* start RECORD LIST *
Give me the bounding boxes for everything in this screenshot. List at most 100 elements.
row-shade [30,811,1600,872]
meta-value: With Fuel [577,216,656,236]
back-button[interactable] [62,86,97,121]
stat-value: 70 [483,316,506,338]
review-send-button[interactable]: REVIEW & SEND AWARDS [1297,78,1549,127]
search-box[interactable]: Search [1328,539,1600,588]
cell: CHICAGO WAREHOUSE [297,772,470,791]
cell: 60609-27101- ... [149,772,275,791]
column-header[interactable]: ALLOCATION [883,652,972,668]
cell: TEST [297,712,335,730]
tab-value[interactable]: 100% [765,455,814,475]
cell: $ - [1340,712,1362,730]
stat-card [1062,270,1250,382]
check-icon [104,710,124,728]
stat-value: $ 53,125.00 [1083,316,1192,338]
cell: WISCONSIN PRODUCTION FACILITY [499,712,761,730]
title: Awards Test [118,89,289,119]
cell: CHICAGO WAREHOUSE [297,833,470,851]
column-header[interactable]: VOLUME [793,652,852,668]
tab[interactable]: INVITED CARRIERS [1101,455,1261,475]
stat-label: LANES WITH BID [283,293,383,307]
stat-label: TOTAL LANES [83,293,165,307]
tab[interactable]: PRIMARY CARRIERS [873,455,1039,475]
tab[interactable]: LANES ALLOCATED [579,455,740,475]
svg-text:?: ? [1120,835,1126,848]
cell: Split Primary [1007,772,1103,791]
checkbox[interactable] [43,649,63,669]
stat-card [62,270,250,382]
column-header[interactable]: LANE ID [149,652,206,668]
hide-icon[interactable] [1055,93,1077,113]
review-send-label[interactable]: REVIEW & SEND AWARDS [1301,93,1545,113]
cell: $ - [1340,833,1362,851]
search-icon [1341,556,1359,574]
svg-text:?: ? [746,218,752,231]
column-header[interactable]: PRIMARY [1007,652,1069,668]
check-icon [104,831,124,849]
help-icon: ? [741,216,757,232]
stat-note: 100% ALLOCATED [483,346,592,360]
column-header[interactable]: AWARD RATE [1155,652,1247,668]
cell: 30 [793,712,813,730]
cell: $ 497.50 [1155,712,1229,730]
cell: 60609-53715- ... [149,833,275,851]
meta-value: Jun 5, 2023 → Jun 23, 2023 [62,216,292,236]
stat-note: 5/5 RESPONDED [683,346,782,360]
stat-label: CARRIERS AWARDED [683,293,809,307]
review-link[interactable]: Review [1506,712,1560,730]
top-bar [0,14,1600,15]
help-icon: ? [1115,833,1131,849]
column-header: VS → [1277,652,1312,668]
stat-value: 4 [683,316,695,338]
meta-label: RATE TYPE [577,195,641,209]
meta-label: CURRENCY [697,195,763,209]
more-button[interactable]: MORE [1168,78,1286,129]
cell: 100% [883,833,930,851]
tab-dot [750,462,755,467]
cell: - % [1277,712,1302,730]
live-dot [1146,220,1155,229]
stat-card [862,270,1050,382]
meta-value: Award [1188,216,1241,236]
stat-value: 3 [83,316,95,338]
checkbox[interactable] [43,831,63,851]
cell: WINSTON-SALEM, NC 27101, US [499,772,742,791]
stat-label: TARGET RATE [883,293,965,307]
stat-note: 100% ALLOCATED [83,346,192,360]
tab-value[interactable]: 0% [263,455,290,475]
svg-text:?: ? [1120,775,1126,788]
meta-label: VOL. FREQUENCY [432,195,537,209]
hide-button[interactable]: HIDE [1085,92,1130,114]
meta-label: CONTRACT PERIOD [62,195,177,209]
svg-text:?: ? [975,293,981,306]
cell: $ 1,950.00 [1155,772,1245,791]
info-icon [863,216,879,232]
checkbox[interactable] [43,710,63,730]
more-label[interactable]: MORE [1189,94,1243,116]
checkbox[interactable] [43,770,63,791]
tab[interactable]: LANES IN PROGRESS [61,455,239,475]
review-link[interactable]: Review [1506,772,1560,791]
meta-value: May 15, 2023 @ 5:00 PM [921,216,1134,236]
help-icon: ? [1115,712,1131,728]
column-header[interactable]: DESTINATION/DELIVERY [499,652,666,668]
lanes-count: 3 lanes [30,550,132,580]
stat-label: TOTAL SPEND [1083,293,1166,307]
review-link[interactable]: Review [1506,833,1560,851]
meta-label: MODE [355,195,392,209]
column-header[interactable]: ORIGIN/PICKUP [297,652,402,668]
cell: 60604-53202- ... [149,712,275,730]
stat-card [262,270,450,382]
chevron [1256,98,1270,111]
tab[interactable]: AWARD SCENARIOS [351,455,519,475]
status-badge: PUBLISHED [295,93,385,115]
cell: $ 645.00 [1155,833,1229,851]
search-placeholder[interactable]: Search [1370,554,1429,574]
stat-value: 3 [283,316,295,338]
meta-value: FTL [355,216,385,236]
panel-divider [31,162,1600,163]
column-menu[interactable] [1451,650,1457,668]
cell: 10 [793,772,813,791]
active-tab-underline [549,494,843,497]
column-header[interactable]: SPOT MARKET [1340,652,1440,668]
* end RECORD LIST *
TASK DIRECTIONS
Give the stretch from the first of the lines above through the line containing "review-send-button[interactable]: REVIEW &" as a numbered list, leaving out any blank lines.

REPLY TO THE EXERCISE
1. Give me the bounding boxes for everything in this screenshot. List at most 100 elements.
2. row-shade [30,811,1600,872]
3. meta-value: With Fuel [577,216,656,236]
4. back-button[interactable] [62,86,97,121]
5. stat-value: 70 [483,316,506,338]
6. review-send-button[interactable]: REVIEW & SEND AWARDS [1297,78,1549,127]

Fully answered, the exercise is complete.